_Extracted material_
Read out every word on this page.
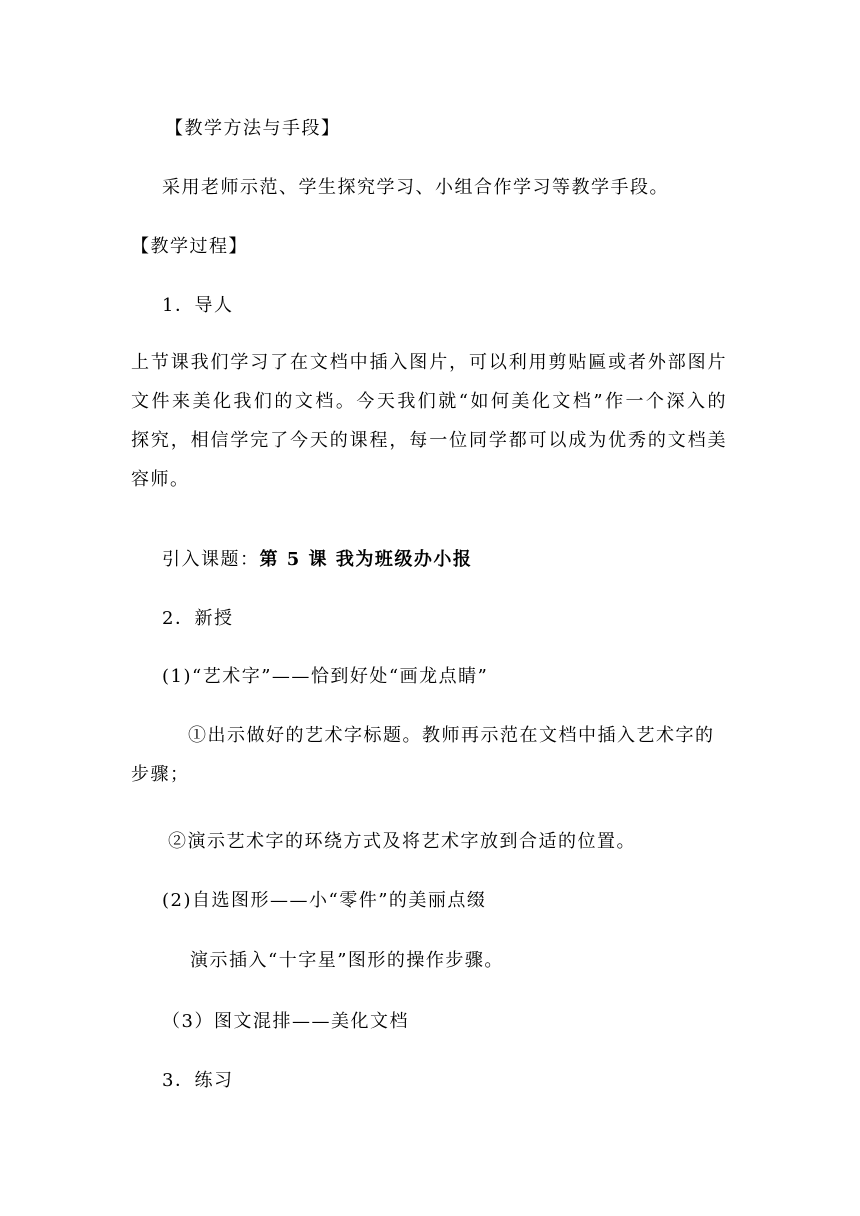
【教学方法与手段】
采用老师示范、学生探究学习、小组合作学习等教学手段。
【教学过程】
1．导人
上节课我们学习了在文档中插入图片，可以利用剪贴匾或者外部图片
文件来美化我们的文档。今天我们就“如何美化文档”作一个深入的
探究，相信学完了今天的课程，每一位同学都可以成为优秀的文档美
容师。
引入课题：第 5 课 我为班级办小报
2．新授
(1)“艺术字”——恰到好处“画龙点睛”
①出示做好的艺术字标题。教师再示范在文档中插入艺术字的
步骤；
②演示艺术字的环绕方式及将艺术字放到合适的位置。
(2)自选图形——小“零件”的美丽点缀
演示插入“十字星”图形的操作步骤。
（3）图文混排——美化文档
3．练习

_What is needed_
The data above should be repeated exactly, minus any pictures.

_Exercise solution_
Read out every word on this page.
【教学方法与手段】
采用老师示范、学生探究学习、小组合作学习等教学手段。
【教学过程】
1．导人
上节课我们学习了在文档中插入图片，可以利用剪贴匾或者外部图片
文件来美化我们的文档。今天我们就“如何美化文档”作一个深入的
探究，相信学完了今天的课程，每一位同学都可以成为优秀的文档美
容师。
引入课题：第 5 课 我为班级办小报
2．新授
(1)“艺术字”——恰到好处“画龙点睛”
①出示做好的艺术字标题。教师再示范在文档中插入艺术字的
步骤；
②演示艺术字的环绕方式及将艺术字放到合适的位置。
(2)自选图形——小“零件”的美丽点缀
演示插入“十字星”图形的操作步骤。
（3）图文混排——美化文档
3．练习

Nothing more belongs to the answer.